┌─ 文書の抜粋

第8話「ジャヒー様はお風呂に入れない!」

 久々登場のドゥルジにジャヒーが振り回されまくった今回。前半の演説はドゥルジにセリフを全て取られ、後半のパーティーは現実の会社の存在をチラつかせられるなど、肝心なところで思い通りにならないジャヒーの不憫さに泣きながらも笑ってしまいます。ドゥルジはドゥルジでジャヒーのことを慕っていながらも邪魔ばかりしてしまう空回りっぷりが板についてきましたね。そしてラストのジャヒーぬいぐるみは彼女の狂気の崇拝ぶりが形になっていたように思えます。

 そんな感じでいつも通りギャグ一辺倒でしたが、一方でジャヒーが後半から度々しんみりする展開が印象的でした。最初は銭湯や魔界を思わせるパーティーを満喫するものの、現在の自分の生活と比べてテンションがダダ下がりする様子が克明に描かれていました。理想と現実のギャップに打ちのめされそうになりながらも、最後に負けじと叫んだジャヒーのことを改めて応援したくなりましたね。

 

 

ラブライブ!スーパースター!!

第9話「君たちの名は?」

 タイトルにもあるラブライブ出場に向けての準備回。グループ名や曲をどうするか、どうやってアピールしていくかが取り上げられましたが、答えに至るまでのワチャワチャぶりに思わず笑い転げてしまいました。メンバーが5人になったことでより賑やかになったのもそうですが、箱入りお嬢様の恋や突然熱烈な丸押しを始める千砂都など、それぞれがはっちゃけ始めたのもあっていつになくギャグにキレがありましたね。動画配信時のカオスっぷりは見ていて何とも言えない気持ちにさせられます。

 しかし彼女たちが吹っ切れてからの展開は非常に心地いいものでした。答えを見つけたかのんと彼女にばかり任せていた仲間たちがそれぞれ動き始めてからのテンポの良さは、挿入歌の演出と相まって見やすかったです。そしてグループ名である「Liella!(リエラ)」が決まった経緯も良かったですね。まだ始まったばかりの無個性を活かし、それぞれの個性を“結んで”染め上げていく考えは初々しさを感じさせてくれます。文字通り仲間たちとの結束を強めた彼女たちの今後が楽しみになってきました。

 

 

かげきしょうじょ!!

└─
┌─ データ一覧

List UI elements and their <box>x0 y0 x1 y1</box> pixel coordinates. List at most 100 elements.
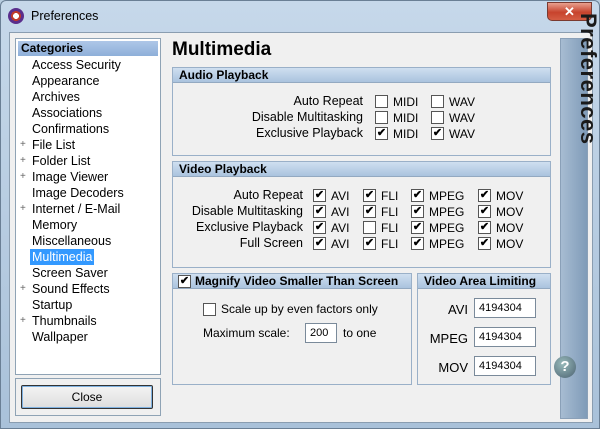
category-list: Categories Access Security Appearance Arch… <box>15 38 161 375</box>
video-checkbox[interactable]: ✔ <box>411 237 424 250</box>
category-item[interactable]: Thumbnails <box>32 313 97 329</box>
video-row-label: Full Screen <box>239 236 303 250</box>
expand-icon[interactable]: + <box>20 313 28 329</box>
check-icon: ✔ <box>479 237 490 249</box>
check-icon: ✔ <box>479 189 490 201</box>
category-item[interactable]: Image Decoders <box>32 185 124 201</box>
check-icon: ✔ <box>314 237 325 249</box>
check-icon: ✔ <box>412 237 423 249</box>
check-icon: ✔ <box>376 127 387 139</box>
category-item[interactable]: Startup <box>32 297 72 313</box>
check-icon: ✔ <box>412 189 423 201</box>
magnify-group: Magnify Video Smaller Than Screen ✔ Scal… <box>172 273 412 385</box>
check-icon: ✔ <box>412 205 423 217</box>
category-item[interactable]: Archives <box>32 89 80 105</box>
expand-icon[interactable]: + <box>20 169 28 185</box>
limit-label: MOV <box>438 360 468 375</box>
audio-column-label: MIDI <box>393 95 419 109</box>
check-icon: ✔ <box>364 189 375 201</box>
limit-label: AVI <box>448 302 468 317</box>
video-checkbox[interactable]: ✔ <box>411 189 424 202</box>
video-checkbox[interactable] <box>363 221 376 234</box>
category-item[interactable]: File List <box>32 137 75 153</box>
category-item[interactable]: Associations <box>32 105 102 121</box>
expand-icon[interactable]: + <box>20 137 28 153</box>
scale-even-checkbox[interactable] <box>203 303 216 316</box>
category-item[interactable]: Miscellaneous <box>32 233 111 249</box>
video-column-label: MOV <box>496 189 524 203</box>
categories-header: Categories <box>18 41 158 56</box>
video-column-label: AVI <box>331 221 350 235</box>
expand-icon[interactable]: + <box>20 281 28 297</box>
video-checkbox[interactable]: ✔ <box>478 205 491 218</box>
category-item[interactable]: Wallpaper <box>32 329 88 345</box>
category-item[interactable]: Confirmations <box>32 121 109 137</box>
title-bar[interactable]: Preferences ✕ <box>1 1 599 31</box>
preferences-banner-text: Preferences <box>576 13 600 145</box>
video-checkbox[interactable]: ✔ <box>313 221 326 234</box>
page-title: Multimedia <box>172 39 272 60</box>
video-row-label: Disable Multitasking <box>191 204 303 218</box>
expand-icon[interactable]: + <box>20 201 28 217</box>
check-icon: ✔ <box>364 237 375 249</box>
audio-checkbox[interactable] <box>375 111 388 124</box>
audio-column-label: MIDI <box>393 111 419 125</box>
video-column-label: FLI <box>381 237 399 251</box>
video-checkbox[interactable]: ✔ <box>363 189 376 202</box>
video-checkbox[interactable]: ✔ <box>313 205 326 218</box>
video-column-label: MPEG <box>429 189 465 203</box>
video-checkbox[interactable]: ✔ <box>313 189 326 202</box>
video-checkbox[interactable]: ✔ <box>411 205 424 218</box>
video-column-label: FLI <box>381 205 399 219</box>
audio-checkbox[interactable] <box>375 95 388 108</box>
category-item[interactable]: Screen Saver <box>32 265 108 281</box>
audio-column-label: WAV <box>449 111 475 125</box>
video-column-label: MOV <box>496 237 524 251</box>
expand-icon[interactable]: + <box>20 153 28 169</box>
category-item[interactable]: Memory <box>32 217 77 233</box>
audio-checkbox[interactable]: ✔ <box>375 127 388 140</box>
limit-input[interactable]: 4194304 <box>474 327 536 347</box>
audio-checkbox[interactable]: ✔ <box>431 127 444 140</box>
preferences-window: Preferences ✕ Categories Access Security… <box>0 0 600 429</box>
video-checkbox[interactable]: ✔ <box>313 237 326 250</box>
magnify-header: Magnify Video Smaller Than Screen <box>173 274 411 289</box>
audio-playback-group: Audio Playback Auto Repeat MIDI WAV Disable… <box>172 67 551 156</box>
category-item[interactable]: Sound Effects <box>32 281 110 297</box>
video-column-label: AVI <box>331 189 350 203</box>
video-column-label: MPEG <box>429 205 465 219</box>
window-title: Preferences <box>31 9 99 23</box>
category-item[interactable]: Image Viewer <box>32 169 108 185</box>
category-item[interactable]: Multimedia <box>30 249 95 265</box>
help-icon[interactable]: ? <box>554 356 576 378</box>
check-icon: ✔ <box>432 127 443 139</box>
video-checkbox[interactable]: ✔ <box>478 237 491 250</box>
video-row-label: Exclusive Playback <box>196 220 303 234</box>
limit-input[interactable]: 4194304 <box>474 298 536 318</box>
audio-checkbox[interactable] <box>431 111 444 124</box>
limit-input[interactable]: 4194304 <box>474 356 536 376</box>
magnify-checkbox[interactable]: ✔ <box>178 275 191 288</box>
video-checkbox[interactable]: ✔ <box>363 205 376 218</box>
category-item[interactable]: Appearance <box>32 73 99 89</box>
category-item[interactable]: Access Security <box>32 57 121 73</box>
video-column-label: AVI <box>331 205 350 219</box>
audio-playback-header: Audio Playback <box>173 68 550 83</box>
check-icon: ✔ <box>479 221 490 233</box>
video-checkbox[interactable]: ✔ <box>478 189 491 202</box>
max-scale-input[interactable]: 200 <box>305 323 337 343</box>
audio-checkbox[interactable] <box>431 95 444 108</box>
category-item[interactable]: Folder List <box>32 153 90 169</box>
video-column-label: MOV <box>496 205 524 219</box>
video-column-label: FLI <box>381 221 399 235</box>
video-checkbox[interactable]: ✔ <box>363 237 376 250</box>
check-icon: ✔ <box>314 221 325 233</box>
scale-even-label: Scale up by even factors only <box>221 302 378 316</box>
video-checkbox[interactable]: ✔ <box>478 221 491 234</box>
video-column-label: MPEG <box>429 221 465 235</box>
video-column-label: MOV <box>496 221 524 235</box>
category-item[interactable]: Internet / E-Mail <box>32 201 120 217</box>
video-checkbox[interactable]: ✔ <box>411 221 424 234</box>
video-column-label: MPEG <box>429 237 465 251</box>
close-button[interactable]: Close <box>21 385 153 409</box>
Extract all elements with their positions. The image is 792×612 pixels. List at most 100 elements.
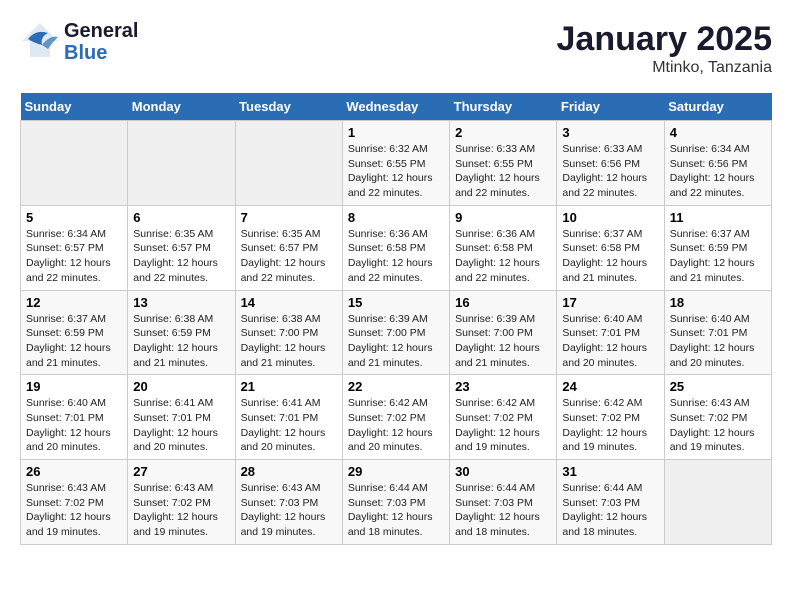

└─

## 課題 A
アニメ感想の抜粋のうち、「タイトルにもあるラブライブ出」で始まり「後が楽しみになってきました。」まで続く部分を、「仲間たち」を「メンバーたち」に替えて書き直すこと。
## 課題 B
アニメ感想の抜粋をもとに、次の問いに答えること。
(i) 「ジャヒー様はお風呂に入れない!」は第何話か。
(ii) ジャヒーの前半の演説で、セリフを全て取ったのは誰か。
(iii) ラブライブ!スーパースター!!の回で決まったグループ名は何か。

## 解答 A
タイトルにもあるラブライブ出場に向けての準備回。グループ名や曲をどうするか、どうやってアピールしていくかが取り上げられましたが、答えに至るまでのワチャワチャぶりに思わず笑い転げてしまいました。メンバーが5人になったことでより賑やかになったのもそうですが、箱入りお嬢様の恋や突然熱烈な丸押しを始める千砂都など、それぞれがはっちゃけ始めたのもあっていつになくギャグにキレがありましたね。動画配信時のカオスっぷりは見ていて何とも言えない気持ちにさせられます。

 しかし彼女たちが吹っ切れてからの展開は非常に心地いいものでした。答えを見つけたかのんと彼女にばかり任せていたメンバーたちがそれぞれ動き始めてからのテンポの良さは、挿入歌の演出と相まって見やすかったです。そしてグループ名である「Liella!(リエラ)」が決まった経緯も良かったですね。まだ始まったばかりの無個性を活かし、それぞれの個性を“結んで”染め上げていく考えは初々しさを感じさせてくれます。文字通りメンバーたちとの結束を強めた彼女たちの今後が楽しみになってきました。

## 解答 B
(i) 第8話
(ii) ドゥルジ
(iii) Liella!(リエラ)